### REQUEST:
Locate every line that holds the string "состав" and copy it.
___ STORED RECORDS ___
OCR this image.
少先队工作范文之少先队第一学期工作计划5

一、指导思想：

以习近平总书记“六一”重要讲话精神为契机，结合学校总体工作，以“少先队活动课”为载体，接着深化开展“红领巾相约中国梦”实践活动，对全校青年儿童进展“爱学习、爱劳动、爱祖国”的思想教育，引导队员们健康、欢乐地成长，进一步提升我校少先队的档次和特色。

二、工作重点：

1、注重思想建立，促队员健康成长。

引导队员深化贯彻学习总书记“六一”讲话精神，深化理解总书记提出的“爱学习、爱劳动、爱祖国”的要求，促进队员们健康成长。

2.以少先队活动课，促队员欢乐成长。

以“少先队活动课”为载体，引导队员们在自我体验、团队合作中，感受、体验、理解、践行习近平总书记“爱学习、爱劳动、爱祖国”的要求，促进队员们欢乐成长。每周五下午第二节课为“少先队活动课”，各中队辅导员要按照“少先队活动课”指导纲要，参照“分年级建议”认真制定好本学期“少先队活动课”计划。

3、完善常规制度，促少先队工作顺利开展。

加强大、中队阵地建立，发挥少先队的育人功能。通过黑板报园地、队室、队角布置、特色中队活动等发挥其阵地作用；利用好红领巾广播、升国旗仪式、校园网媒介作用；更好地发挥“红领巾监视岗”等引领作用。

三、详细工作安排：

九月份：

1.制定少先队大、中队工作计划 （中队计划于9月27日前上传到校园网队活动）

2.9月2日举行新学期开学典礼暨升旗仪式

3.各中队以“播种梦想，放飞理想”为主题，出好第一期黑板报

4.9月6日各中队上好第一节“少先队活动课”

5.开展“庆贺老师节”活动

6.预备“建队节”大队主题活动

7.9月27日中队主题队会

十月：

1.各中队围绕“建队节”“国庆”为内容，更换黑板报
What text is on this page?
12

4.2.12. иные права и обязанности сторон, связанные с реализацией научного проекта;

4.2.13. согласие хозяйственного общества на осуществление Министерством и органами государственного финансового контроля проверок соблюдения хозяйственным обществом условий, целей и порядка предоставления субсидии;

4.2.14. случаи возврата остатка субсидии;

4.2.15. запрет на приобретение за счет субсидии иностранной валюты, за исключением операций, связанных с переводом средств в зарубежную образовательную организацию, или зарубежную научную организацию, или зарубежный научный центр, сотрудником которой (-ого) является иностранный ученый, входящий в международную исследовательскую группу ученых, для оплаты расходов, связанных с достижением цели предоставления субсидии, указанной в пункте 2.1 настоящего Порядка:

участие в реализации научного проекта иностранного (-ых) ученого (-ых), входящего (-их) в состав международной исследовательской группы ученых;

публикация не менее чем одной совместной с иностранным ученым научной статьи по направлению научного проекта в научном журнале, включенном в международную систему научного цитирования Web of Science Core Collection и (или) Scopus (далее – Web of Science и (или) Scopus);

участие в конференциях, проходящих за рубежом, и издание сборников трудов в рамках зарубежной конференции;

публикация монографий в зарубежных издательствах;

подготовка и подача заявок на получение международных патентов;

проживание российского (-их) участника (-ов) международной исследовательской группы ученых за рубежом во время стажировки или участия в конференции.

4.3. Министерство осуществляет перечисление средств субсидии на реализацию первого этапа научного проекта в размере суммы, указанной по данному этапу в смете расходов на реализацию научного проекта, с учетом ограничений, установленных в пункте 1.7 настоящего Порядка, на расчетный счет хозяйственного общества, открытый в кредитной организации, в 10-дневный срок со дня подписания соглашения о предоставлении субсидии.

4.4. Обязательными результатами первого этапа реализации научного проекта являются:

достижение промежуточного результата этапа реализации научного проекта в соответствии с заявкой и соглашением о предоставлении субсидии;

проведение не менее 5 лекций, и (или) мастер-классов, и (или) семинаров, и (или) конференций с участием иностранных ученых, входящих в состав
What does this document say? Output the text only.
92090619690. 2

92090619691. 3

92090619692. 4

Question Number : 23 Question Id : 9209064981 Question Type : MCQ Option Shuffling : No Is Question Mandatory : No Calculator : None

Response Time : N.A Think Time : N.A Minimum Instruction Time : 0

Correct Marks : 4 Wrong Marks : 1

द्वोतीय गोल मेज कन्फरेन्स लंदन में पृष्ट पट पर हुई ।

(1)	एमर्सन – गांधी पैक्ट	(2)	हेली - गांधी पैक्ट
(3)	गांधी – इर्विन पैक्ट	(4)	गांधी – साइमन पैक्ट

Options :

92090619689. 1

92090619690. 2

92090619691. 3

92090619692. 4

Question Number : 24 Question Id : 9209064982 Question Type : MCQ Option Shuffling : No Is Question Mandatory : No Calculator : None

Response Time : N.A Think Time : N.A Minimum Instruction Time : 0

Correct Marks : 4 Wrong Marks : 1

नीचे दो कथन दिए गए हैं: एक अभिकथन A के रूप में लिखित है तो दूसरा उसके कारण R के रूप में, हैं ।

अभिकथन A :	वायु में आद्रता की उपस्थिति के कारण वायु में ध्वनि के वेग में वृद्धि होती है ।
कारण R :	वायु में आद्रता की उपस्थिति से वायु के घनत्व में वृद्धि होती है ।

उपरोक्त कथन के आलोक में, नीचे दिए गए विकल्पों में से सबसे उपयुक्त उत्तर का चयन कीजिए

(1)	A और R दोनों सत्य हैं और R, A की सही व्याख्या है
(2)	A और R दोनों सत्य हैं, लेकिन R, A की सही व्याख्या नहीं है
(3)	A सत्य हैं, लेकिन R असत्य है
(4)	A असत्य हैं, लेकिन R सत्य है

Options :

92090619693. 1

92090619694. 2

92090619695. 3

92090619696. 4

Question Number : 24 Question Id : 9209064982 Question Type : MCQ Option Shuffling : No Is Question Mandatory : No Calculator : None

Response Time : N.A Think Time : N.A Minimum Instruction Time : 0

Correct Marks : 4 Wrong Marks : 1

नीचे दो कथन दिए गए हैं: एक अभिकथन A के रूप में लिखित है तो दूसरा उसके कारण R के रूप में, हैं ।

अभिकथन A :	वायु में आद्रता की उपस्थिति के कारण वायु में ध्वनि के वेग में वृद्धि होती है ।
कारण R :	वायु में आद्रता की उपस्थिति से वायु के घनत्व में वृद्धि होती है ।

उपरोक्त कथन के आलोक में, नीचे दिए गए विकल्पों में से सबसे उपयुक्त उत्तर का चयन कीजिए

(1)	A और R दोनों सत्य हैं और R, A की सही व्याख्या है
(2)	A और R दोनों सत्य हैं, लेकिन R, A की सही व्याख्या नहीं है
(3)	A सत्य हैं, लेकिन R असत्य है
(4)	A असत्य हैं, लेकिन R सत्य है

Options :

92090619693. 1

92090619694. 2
___
### SOLUTION FOR THIS PROBLEM:
участие в реализации научного проекта иностранного (-ых) ученого (-ых), входящего (-их) в состав международной исследовательской группы ученых;
проведение не менее 5 лекций, и (или) мастер-классов, и (или) семинаров, и (или) конференций с участием иностранных ученых, входящих в состав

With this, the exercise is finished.